> Given request
Copy all lines below containing "band".

> Supplied records
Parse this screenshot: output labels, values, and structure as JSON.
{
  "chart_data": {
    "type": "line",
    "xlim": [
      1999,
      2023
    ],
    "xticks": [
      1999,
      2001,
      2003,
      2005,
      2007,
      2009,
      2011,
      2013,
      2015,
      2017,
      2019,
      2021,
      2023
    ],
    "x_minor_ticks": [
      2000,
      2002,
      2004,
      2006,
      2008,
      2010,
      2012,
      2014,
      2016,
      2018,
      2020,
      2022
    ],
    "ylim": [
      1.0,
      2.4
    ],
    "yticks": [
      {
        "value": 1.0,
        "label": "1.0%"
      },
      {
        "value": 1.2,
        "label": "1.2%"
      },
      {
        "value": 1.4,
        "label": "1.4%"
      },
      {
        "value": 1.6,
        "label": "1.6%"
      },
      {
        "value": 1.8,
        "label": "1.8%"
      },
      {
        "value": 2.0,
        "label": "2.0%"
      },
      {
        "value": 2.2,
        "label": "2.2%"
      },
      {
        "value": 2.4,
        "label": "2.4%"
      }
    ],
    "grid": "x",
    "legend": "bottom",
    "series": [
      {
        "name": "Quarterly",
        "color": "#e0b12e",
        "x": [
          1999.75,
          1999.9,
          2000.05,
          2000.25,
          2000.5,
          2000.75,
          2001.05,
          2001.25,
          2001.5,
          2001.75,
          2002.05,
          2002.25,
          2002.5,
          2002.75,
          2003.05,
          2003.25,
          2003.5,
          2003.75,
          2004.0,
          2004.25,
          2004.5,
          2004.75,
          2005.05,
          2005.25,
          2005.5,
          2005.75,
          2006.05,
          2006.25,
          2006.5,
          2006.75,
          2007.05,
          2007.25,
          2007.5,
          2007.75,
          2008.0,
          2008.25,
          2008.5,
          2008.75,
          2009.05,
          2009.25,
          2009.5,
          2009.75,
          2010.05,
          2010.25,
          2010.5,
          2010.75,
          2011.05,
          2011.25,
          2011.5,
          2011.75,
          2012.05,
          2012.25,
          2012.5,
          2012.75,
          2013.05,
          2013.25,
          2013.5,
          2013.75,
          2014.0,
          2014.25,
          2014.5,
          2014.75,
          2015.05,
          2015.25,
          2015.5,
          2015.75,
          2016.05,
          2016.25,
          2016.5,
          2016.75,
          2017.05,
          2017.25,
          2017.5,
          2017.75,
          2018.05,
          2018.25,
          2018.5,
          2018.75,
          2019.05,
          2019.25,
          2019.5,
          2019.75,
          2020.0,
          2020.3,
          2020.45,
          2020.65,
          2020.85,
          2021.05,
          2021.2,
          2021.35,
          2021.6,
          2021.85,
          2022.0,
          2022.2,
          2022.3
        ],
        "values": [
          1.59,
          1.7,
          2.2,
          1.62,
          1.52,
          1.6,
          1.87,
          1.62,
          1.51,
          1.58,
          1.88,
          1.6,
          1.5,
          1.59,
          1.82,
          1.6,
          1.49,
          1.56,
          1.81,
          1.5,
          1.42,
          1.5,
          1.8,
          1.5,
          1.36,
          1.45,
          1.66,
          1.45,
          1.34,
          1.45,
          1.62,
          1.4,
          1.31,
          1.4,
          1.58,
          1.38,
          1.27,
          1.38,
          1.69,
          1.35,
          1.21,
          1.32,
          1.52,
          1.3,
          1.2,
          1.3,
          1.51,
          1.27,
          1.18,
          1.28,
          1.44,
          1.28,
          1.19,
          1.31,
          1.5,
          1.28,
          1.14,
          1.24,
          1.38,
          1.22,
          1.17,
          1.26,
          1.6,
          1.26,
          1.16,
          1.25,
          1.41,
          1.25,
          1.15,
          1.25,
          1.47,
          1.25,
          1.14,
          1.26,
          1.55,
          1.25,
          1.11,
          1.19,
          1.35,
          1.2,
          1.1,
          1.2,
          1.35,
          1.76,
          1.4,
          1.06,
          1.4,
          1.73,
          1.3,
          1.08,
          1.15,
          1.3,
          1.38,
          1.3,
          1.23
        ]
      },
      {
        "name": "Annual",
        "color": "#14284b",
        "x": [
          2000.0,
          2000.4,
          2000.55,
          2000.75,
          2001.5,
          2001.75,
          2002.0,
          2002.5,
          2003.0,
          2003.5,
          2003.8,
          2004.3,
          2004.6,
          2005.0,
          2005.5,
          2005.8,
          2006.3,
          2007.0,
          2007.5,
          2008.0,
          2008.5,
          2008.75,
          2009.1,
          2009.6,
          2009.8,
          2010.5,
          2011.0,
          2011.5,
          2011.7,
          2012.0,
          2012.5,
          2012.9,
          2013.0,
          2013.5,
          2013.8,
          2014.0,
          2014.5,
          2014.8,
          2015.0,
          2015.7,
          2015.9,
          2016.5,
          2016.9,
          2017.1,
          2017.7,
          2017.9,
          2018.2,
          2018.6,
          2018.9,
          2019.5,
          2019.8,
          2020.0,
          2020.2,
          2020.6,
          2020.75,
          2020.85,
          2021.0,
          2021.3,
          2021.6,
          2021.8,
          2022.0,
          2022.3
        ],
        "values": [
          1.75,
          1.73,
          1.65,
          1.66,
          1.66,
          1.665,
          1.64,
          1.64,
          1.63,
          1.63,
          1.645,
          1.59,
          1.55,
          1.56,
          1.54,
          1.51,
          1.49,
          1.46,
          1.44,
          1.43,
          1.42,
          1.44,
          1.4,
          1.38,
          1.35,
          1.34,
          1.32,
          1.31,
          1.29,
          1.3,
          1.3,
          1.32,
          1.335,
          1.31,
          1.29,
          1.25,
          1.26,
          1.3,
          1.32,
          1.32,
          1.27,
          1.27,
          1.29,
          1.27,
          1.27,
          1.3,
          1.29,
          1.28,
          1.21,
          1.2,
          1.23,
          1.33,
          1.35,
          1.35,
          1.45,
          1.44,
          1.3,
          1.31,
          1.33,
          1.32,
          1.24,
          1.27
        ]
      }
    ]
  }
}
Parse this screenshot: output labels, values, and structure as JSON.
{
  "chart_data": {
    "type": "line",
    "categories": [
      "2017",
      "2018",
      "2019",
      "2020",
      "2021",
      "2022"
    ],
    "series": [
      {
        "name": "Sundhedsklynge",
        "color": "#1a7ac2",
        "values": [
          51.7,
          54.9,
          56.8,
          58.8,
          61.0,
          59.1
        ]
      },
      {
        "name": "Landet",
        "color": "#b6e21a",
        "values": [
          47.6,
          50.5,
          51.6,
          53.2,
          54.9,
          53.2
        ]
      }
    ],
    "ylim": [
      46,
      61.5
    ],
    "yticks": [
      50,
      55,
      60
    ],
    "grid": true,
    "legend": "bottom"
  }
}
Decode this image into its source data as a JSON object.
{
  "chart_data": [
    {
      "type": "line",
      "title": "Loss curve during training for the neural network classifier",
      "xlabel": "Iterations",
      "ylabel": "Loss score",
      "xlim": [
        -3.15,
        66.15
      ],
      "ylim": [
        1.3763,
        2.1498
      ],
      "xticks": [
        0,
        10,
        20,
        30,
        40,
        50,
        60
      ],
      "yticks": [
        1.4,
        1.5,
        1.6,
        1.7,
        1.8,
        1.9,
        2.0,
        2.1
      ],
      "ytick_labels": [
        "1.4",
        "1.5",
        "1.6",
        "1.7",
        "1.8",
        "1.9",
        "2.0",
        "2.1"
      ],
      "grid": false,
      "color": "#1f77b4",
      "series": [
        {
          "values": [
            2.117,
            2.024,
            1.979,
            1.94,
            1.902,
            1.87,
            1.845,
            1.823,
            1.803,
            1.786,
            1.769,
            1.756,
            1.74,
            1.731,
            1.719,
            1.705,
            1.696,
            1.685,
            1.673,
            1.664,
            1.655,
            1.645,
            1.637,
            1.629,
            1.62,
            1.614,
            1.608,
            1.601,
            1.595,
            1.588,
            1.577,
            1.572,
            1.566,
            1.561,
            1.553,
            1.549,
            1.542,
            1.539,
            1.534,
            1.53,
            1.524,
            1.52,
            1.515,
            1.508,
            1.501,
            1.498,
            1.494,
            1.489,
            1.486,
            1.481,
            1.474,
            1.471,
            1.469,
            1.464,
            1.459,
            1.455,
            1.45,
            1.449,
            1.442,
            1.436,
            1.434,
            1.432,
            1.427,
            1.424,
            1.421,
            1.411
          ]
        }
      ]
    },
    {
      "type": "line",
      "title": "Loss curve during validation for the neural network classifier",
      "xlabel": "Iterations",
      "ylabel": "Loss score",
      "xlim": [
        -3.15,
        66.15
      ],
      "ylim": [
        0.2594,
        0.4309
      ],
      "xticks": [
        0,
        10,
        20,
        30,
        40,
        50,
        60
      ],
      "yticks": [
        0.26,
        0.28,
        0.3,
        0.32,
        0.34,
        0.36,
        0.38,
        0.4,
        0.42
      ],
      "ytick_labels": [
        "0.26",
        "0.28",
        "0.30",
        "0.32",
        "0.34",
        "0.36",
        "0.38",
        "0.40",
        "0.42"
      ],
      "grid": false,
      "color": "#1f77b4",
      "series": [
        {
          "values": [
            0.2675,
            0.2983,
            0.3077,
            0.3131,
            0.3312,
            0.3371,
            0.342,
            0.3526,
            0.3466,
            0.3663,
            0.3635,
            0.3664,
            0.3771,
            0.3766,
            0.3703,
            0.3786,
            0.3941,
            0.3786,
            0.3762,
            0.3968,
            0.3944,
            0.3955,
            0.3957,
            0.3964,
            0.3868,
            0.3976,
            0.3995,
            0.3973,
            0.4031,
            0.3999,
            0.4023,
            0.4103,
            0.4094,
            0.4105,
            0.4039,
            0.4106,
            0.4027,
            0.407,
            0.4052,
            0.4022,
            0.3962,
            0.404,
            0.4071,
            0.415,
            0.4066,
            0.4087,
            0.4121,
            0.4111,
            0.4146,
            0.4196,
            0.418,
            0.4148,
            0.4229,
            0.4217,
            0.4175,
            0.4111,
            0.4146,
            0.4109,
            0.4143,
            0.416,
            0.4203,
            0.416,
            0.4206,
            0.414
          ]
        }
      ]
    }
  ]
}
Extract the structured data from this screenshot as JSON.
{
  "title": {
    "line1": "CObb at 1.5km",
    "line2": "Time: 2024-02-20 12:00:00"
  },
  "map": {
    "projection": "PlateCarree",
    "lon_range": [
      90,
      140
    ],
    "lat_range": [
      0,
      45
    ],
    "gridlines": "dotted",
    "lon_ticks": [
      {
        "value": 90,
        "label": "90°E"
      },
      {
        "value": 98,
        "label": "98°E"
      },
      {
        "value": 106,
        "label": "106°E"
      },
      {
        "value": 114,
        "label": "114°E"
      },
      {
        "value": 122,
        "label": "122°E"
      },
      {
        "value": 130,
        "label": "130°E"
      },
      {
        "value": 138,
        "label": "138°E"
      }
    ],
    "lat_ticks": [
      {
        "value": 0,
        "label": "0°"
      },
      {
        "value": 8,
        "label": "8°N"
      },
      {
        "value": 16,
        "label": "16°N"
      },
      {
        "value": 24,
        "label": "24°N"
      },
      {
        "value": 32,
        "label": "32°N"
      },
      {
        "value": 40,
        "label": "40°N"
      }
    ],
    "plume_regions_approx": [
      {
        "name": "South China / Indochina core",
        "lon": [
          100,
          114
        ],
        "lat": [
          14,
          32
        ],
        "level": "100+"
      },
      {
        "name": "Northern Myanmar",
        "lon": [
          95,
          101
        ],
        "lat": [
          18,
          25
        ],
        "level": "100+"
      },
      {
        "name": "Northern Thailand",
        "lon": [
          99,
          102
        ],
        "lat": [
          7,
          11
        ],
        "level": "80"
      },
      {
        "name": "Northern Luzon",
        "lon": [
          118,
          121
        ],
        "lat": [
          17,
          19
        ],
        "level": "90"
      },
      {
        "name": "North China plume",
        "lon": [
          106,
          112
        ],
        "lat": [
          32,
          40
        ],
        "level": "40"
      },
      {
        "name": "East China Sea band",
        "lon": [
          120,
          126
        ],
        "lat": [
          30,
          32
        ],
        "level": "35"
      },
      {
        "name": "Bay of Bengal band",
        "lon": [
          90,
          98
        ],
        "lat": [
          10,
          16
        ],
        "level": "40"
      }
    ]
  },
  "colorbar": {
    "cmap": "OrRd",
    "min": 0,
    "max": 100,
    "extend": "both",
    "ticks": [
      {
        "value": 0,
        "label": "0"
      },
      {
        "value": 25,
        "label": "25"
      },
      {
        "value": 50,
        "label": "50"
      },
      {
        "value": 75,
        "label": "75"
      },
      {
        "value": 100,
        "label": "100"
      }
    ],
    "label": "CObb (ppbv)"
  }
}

> Final result
        "name": "East China Sea band",
        "name": "Bay of Bengal band",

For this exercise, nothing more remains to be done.